■ YOUR INSTRUCTIONS ■
Every line of the material that follows must be printed again exactly.

■ STORED DATA ■
+-------+

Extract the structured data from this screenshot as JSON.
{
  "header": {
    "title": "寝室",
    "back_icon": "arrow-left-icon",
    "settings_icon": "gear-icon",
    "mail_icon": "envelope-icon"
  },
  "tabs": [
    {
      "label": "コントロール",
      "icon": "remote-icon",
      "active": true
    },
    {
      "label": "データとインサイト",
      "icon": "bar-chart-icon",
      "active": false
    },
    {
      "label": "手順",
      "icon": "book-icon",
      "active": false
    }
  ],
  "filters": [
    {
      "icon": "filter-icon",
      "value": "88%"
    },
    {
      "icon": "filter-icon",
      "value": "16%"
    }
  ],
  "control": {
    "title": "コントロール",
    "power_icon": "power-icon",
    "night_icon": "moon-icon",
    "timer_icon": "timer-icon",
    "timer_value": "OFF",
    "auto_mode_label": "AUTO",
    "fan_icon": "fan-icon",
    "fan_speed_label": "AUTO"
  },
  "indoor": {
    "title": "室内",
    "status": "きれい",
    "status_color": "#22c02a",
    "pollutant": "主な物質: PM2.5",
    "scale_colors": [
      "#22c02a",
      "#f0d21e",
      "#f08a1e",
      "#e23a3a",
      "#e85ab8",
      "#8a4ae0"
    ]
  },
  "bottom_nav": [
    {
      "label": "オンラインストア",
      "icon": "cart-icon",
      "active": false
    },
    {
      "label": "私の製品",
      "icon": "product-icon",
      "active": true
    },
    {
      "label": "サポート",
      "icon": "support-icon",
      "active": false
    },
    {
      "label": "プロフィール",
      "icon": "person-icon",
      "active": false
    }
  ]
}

+-------+

■ ANSWER TO THE EXERCISE ■
Extract the structured data from this screenshot as JSON.
{
  "header": {
    "title": "寝室",
    "back_icon": "arrow-left-icon",
    "settings_icon": "gear-icon",
    "mail_icon": "envelope-icon"
  },
  "tabs": [
    {
      "label": "コントロール",
      "icon": "remote-icon",
      "active": true
    },
    {
      "label": "データとインサイト",
      "icon": "bar-chart-icon",
      "active": false
    },
    {
      "label": "手順",
      "icon": "book-icon",
      "active": false
    }
  ],
  "filters": [
    {
      "icon": "filter-icon",
      "value": "88%"
    },
    {
      "icon": "filter-icon",
      "value": "16%"
    }
  ],
  "control": {
    "title": "コントロール",
    "power_icon": "power-icon",
    "night_icon": "moon-icon",
    "timer_icon": "timer-icon",
    "timer_value": "OFF",
    "auto_mode_label": "AUTO",
    "fan_icon": "fan-icon",
    "fan_speed_label": "AUTO"
  },
  "indoor": {
    "title": "室内",
    "status": "きれい",
    "status_color": "#22c02a",
    "pollutant": "主な物質: PM2.5",
    "scale_colors": [
      "#22c02a",
      "#f0d21e",
      "#f08a1e",
      "#e23a3a",
      "#e85ab8",
      "#8a4ae0"
    ]
  },
  "bottom_nav": [
    {
      "label": "オンラインストア",
      "icon": "cart-icon",
      "active": false
    },
    {
      "label": "私の製品",
      "icon": "product-icon",
      "active": true
    },
    {
      "label": "サポート",
      "icon": "support-icon",
      "active": false
    },
    {
      "label": "プロフィール",
      "icon": "person-icon",
      "active": false
    }
  ]
}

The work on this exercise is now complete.